_WHAT NEEDS TO BE DONE_: Among the records that follow, count the lines with the string "xlabel"; report only that count.

>> start

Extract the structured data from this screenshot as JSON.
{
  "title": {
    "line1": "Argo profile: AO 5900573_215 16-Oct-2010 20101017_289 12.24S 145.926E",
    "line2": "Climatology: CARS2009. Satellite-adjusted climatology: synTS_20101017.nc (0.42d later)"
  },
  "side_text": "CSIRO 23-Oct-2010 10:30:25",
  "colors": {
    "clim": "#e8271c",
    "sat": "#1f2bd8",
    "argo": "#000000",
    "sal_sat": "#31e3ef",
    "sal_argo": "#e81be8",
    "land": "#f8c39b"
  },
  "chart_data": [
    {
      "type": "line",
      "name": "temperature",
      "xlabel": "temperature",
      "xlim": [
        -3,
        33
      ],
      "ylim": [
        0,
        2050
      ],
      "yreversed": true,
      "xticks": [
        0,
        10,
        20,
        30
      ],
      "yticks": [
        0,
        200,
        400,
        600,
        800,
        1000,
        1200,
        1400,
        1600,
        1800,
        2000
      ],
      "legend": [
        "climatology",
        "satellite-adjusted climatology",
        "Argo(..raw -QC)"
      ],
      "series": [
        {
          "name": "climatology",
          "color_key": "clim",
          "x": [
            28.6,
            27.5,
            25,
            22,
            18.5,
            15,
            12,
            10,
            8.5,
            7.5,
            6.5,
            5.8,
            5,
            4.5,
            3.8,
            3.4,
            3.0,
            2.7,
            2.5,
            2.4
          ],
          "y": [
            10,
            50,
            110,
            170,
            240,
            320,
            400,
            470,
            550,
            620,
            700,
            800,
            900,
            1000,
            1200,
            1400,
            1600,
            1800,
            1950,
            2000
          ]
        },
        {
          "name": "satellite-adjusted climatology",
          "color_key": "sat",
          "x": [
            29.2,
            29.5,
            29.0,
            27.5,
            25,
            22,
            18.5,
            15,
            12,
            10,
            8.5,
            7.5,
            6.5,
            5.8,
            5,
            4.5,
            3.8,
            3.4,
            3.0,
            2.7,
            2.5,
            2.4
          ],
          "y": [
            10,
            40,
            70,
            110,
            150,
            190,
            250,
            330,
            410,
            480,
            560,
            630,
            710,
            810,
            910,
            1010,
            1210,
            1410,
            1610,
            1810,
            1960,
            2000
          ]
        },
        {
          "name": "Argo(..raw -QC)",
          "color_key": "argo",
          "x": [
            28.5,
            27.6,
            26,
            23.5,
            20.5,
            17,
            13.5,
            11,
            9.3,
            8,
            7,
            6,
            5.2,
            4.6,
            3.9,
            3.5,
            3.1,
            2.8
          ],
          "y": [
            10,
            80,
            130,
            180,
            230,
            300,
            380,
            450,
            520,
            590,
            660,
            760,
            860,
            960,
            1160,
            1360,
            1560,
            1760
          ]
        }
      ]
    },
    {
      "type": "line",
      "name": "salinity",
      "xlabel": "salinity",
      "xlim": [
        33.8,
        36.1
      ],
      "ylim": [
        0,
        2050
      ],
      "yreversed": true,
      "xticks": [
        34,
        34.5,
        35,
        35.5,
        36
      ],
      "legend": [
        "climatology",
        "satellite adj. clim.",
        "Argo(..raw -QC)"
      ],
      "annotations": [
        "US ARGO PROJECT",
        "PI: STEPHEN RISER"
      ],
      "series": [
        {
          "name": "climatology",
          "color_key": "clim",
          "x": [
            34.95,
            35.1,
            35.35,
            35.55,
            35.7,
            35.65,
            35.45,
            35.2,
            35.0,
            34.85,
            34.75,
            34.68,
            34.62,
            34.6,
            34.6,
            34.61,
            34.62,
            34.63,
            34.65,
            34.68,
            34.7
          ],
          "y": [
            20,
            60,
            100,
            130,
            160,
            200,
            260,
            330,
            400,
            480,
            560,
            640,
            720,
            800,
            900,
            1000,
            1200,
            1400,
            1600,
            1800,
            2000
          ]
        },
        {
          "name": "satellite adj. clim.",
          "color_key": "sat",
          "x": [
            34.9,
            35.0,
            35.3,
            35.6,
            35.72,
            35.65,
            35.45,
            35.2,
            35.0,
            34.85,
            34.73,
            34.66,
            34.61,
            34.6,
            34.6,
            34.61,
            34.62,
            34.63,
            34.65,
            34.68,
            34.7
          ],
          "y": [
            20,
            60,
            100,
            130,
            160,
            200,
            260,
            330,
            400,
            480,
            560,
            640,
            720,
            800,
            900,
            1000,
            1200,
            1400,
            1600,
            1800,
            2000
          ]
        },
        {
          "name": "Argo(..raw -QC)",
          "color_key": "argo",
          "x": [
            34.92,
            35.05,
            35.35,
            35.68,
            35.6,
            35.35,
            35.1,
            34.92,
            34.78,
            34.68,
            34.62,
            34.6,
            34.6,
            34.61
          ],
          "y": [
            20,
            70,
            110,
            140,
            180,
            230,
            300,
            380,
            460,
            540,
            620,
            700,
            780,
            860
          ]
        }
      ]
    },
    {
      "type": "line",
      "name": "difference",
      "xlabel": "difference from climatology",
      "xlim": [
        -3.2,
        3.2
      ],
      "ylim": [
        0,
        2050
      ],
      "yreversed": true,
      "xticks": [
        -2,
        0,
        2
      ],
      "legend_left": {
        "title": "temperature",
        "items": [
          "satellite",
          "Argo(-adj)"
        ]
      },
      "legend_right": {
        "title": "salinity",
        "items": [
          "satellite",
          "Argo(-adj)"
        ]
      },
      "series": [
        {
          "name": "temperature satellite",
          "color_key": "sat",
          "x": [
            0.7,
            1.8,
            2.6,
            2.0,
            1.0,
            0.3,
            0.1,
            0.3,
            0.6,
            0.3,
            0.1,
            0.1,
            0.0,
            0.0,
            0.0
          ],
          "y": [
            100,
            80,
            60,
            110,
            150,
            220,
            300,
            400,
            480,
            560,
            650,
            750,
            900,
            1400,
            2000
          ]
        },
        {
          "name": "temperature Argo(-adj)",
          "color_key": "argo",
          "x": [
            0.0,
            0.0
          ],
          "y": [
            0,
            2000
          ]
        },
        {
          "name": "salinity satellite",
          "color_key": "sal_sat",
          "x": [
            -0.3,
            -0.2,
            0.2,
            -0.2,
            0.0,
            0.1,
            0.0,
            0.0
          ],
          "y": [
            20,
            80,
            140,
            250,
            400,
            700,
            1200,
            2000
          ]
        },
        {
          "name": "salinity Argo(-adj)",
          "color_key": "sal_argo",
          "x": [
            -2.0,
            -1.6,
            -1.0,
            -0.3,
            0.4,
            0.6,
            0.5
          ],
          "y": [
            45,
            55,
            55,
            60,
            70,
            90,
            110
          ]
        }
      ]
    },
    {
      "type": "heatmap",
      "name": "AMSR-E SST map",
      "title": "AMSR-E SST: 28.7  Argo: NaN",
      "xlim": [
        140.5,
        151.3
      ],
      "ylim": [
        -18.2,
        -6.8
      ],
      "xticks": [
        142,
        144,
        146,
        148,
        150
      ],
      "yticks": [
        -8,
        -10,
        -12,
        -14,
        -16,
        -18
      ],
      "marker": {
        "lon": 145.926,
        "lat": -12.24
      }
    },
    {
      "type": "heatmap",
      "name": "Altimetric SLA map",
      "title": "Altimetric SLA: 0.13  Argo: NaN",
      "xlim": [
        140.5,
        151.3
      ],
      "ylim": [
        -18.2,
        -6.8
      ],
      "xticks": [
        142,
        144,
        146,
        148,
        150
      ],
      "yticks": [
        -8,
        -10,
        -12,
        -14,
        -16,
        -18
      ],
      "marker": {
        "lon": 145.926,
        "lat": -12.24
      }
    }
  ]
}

>> end

_THE RESPONSE_: 3